THE TASK: The records below must be written out exactly, with every picture left behind.

MATERIAL SUPPLIED:

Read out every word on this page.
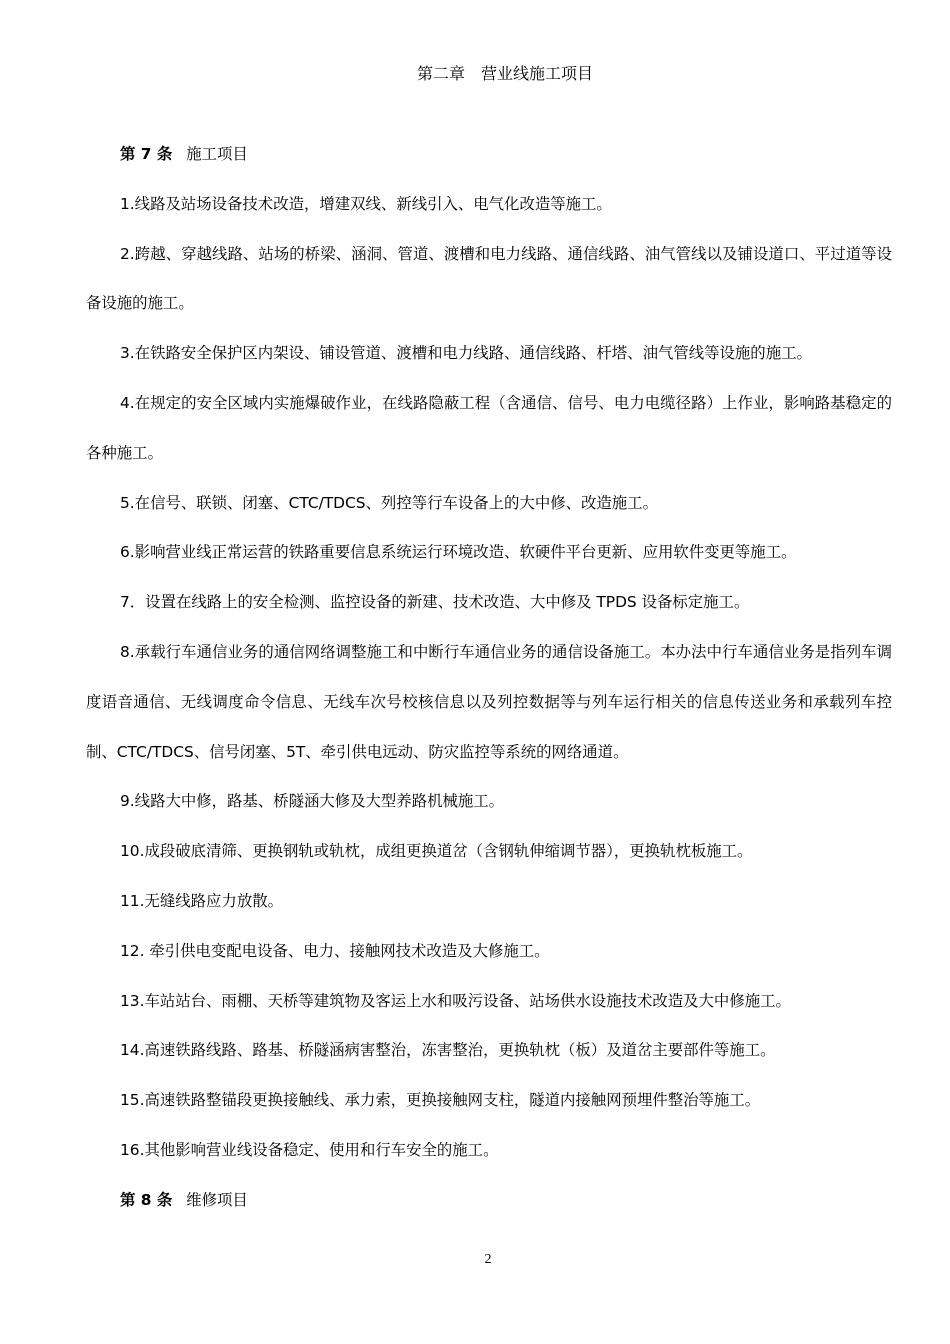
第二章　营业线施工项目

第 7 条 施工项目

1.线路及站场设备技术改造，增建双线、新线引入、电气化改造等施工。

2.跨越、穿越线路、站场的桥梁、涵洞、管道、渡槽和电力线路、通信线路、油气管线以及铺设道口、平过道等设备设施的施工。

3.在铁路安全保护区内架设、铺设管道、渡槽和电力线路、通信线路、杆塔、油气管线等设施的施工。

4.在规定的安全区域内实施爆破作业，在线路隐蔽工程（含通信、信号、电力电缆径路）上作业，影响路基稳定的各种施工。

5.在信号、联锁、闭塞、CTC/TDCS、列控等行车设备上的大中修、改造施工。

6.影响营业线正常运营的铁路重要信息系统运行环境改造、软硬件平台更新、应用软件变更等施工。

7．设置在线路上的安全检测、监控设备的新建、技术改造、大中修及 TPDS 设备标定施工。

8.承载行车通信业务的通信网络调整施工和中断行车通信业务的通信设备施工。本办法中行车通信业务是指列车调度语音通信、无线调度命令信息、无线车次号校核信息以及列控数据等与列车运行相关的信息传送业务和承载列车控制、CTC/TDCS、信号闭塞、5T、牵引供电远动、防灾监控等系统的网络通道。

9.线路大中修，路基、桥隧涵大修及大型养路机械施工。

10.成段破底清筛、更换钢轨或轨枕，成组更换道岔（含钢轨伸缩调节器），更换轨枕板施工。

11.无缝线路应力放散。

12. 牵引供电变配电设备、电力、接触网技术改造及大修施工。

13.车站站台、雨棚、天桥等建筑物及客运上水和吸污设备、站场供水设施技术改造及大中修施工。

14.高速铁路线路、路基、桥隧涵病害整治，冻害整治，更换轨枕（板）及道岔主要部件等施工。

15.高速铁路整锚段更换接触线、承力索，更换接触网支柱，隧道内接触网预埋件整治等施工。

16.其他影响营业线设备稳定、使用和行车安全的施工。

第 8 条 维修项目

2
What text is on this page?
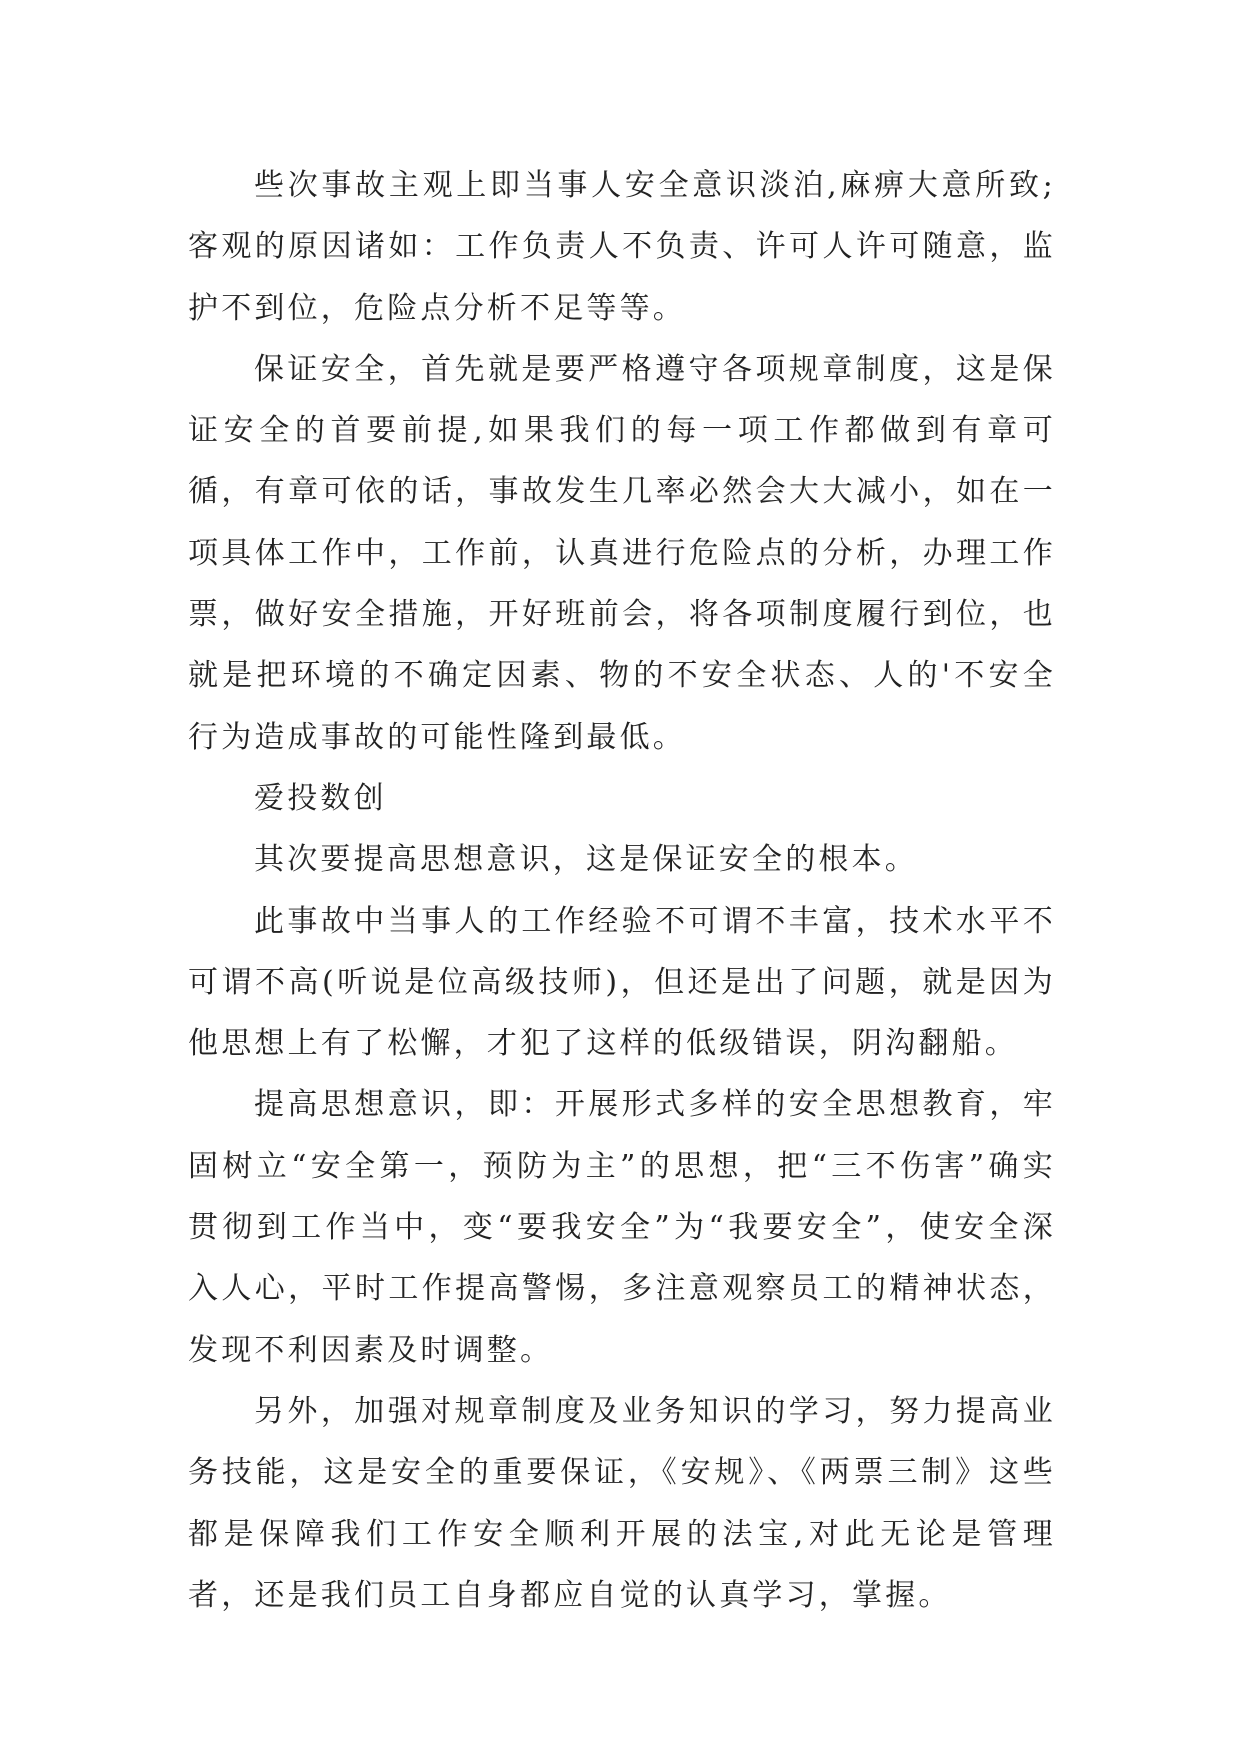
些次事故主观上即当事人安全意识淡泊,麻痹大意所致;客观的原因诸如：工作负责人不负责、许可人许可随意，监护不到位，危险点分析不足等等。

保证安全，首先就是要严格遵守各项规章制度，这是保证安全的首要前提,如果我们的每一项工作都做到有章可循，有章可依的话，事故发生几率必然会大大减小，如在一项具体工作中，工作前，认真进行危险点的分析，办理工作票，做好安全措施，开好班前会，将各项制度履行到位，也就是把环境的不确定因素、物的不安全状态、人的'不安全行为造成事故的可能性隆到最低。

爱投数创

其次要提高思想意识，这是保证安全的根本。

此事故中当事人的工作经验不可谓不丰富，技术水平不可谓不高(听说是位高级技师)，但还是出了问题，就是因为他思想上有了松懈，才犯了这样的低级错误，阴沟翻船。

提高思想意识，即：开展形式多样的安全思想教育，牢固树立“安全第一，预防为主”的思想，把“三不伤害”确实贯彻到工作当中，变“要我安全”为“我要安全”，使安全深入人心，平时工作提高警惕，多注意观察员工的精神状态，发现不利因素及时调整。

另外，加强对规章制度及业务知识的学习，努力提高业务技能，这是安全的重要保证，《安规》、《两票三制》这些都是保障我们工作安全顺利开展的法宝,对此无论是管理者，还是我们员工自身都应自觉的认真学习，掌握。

SOLUTION FOR THIS PROBLEM:
Read out every word on this page.
第二章　营业线施工项目

第 7 条 施工项目

1.线路及站场设备技术改造，增建双线、新线引入、电气化改造等施工。

2.跨越、穿越线路、站场的桥梁、涵洞、管道、渡槽和电力线路、通信线路、油气管线以及铺设道口、平过道等设备设施的施工。

3.在铁路安全保护区内架设、铺设管道、渡槽和电力线路、通信线路、杆塔、油气管线等设施的施工。

4.在规定的安全区域内实施爆破作业，在线路隐蔽工程（含通信、信号、电力电缆径路）上作业，影响路基稳定的各种施工。

5.在信号、联锁、闭塞、CTC/TDCS、列控等行车设备上的大中修、改造施工。

6.影响营业线正常运营的铁路重要信息系统运行环境改造、软硬件平台更新、应用软件变更等施工。

7．设置在线路上的安全检测、监控设备的新建、技术改造、大中修及 TPDS 设备标定施工。

8.承载行车通信业务的通信网络调整施工和中断行车通信业务的通信设备施工。本办法中行车通信业务是指列车调度语音通信、无线调度命令信息、无线车次号校核信息以及列控数据等与列车运行相关的信息传送业务和承载列车控制、CTC/TDCS、信号闭塞、5T、牵引供电远动、防灾监控等系统的网络通道。

9.线路大中修，路基、桥隧涵大修及大型养路机械施工。

10.成段破底清筛、更换钢轨或轨枕，成组更换道岔（含钢轨伸缩调节器），更换轨枕板施工。

11.无缝线路应力放散。

12. 牵引供电变配电设备、电力、接触网技术改造及大修施工。

13.车站站台、雨棚、天桥等建筑物及客运上水和吸污设备、站场供水设施技术改造及大中修施工。

14.高速铁路线路、路基、桥隧涵病害整治，冻害整治，更换轨枕（板）及道岔主要部件等施工。

15.高速铁路整锚段更换接触线、承力索，更换接触网支柱，隧道内接触网预埋件整治等施工。

16.其他影响营业线设备稳定、使用和行车安全的施工。

第 8 条 维修项目

2
What text is on this page?
些次事故主观上即当事人安全意识淡泊,麻痹大意所致;客观的原因诸如：工作负责人不负责、许可人许可随意，监护不到位，危险点分析不足等等。

保证安全，首先就是要严格遵守各项规章制度，这是保证安全的首要前提,如果我们的每一项工作都做到有章可循，有章可依的话，事故发生几率必然会大大减小，如在一项具体工作中，工作前，认真进行危险点的分析，办理工作票，做好安全措施，开好班前会，将各项制度履行到位，也就是把环境的不确定因素、物的不安全状态、人的'不安全行为造成事故的可能性隆到最低。

爱投数创

其次要提高思想意识，这是保证安全的根本。

此事故中当事人的工作经验不可谓不丰富，技术水平不可谓不高(听说是位高级技师)，但还是出了问题，就是因为他思想上有了松懈，才犯了这样的低级错误，阴沟翻船。

提高思想意识，即：开展形式多样的安全思想教育，牢固树立“安全第一，预防为主”的思想，把“三不伤害”确实贯彻到工作当中，变“要我安全”为“我要安全”，使安全深入人心，平时工作提高警惕，多注意观察员工的精神状态，发现不利因素及时调整。

另外，加强对规章制度及业务知识的学习，努力提高业务技能，这是安全的重要保证，《安规》、《两票三制》这些都是保障我们工作安全顺利开展的法宝,对此无论是管理者，还是我们员工自身都应自觉的认真学习，掌握。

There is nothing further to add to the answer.